* The task
Check each line of the listing below for the string "points", and copy the ones that have it.

═══

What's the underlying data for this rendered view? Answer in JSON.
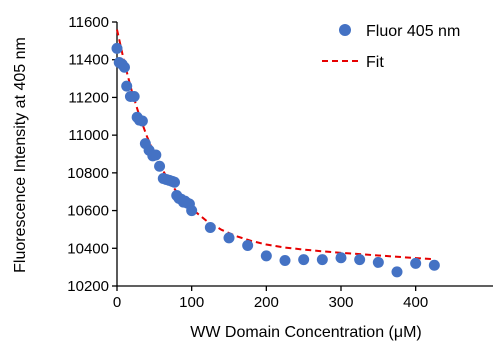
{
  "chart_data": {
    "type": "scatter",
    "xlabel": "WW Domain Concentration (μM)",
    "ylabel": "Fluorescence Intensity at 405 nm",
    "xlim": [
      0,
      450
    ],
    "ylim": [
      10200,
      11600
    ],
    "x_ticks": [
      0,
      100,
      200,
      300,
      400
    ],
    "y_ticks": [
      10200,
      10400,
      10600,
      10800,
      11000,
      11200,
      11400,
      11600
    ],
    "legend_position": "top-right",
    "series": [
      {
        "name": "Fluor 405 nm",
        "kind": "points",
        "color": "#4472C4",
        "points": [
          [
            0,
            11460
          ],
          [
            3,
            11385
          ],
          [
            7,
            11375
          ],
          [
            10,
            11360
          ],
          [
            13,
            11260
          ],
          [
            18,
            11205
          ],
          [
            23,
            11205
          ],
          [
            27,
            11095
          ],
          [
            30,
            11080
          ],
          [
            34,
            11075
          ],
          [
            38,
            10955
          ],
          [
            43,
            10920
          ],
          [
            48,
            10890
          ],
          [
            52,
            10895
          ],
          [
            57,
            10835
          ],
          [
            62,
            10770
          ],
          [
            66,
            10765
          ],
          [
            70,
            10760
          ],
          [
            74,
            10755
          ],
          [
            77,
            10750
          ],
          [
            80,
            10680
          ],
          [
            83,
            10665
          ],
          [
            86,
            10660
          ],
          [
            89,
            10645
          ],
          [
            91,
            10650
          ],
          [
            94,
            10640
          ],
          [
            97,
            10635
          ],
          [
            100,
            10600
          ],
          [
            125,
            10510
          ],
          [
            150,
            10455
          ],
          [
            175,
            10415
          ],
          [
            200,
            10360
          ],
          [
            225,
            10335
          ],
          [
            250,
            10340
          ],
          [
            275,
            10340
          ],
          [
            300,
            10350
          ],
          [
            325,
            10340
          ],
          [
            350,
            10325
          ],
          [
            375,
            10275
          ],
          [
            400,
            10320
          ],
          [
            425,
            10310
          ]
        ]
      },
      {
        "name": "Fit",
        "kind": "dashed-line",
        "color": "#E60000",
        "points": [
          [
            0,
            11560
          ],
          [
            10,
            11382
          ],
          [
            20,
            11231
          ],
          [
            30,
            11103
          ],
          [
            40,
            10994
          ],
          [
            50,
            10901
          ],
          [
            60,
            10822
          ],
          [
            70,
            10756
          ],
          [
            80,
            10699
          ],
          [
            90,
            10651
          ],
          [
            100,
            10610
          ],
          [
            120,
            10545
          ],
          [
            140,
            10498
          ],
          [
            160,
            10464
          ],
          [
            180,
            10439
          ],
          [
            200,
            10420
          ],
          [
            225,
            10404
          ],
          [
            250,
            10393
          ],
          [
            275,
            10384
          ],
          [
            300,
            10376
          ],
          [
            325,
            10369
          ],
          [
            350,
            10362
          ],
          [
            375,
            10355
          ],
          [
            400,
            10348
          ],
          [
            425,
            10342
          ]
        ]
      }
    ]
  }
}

═══

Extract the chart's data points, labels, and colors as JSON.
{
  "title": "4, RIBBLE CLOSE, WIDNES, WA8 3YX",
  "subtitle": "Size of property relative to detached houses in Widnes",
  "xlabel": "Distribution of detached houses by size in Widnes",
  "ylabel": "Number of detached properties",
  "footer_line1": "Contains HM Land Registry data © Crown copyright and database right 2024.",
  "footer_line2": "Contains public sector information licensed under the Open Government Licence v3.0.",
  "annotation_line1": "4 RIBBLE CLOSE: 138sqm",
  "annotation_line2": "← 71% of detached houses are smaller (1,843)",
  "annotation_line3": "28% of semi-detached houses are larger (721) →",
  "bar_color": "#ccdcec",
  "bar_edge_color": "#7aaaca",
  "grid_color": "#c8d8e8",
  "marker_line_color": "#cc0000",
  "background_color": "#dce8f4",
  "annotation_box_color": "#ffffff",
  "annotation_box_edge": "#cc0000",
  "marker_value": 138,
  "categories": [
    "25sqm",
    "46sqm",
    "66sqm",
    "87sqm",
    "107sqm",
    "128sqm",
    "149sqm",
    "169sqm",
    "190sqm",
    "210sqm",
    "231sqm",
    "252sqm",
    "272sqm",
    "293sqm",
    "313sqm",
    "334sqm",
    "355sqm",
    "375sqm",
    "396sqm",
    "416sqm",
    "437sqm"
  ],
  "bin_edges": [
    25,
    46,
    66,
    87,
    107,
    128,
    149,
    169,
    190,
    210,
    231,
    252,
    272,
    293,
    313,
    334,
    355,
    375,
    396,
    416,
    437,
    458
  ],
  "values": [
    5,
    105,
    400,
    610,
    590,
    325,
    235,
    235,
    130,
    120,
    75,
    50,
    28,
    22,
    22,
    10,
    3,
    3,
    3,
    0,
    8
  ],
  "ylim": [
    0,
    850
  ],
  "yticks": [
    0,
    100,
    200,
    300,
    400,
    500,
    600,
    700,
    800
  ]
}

═══

* Answer for this exercise
        "kind": "points",
        "points": [
        "points": [
Extract the chart's data points, labels, and colors as JSON.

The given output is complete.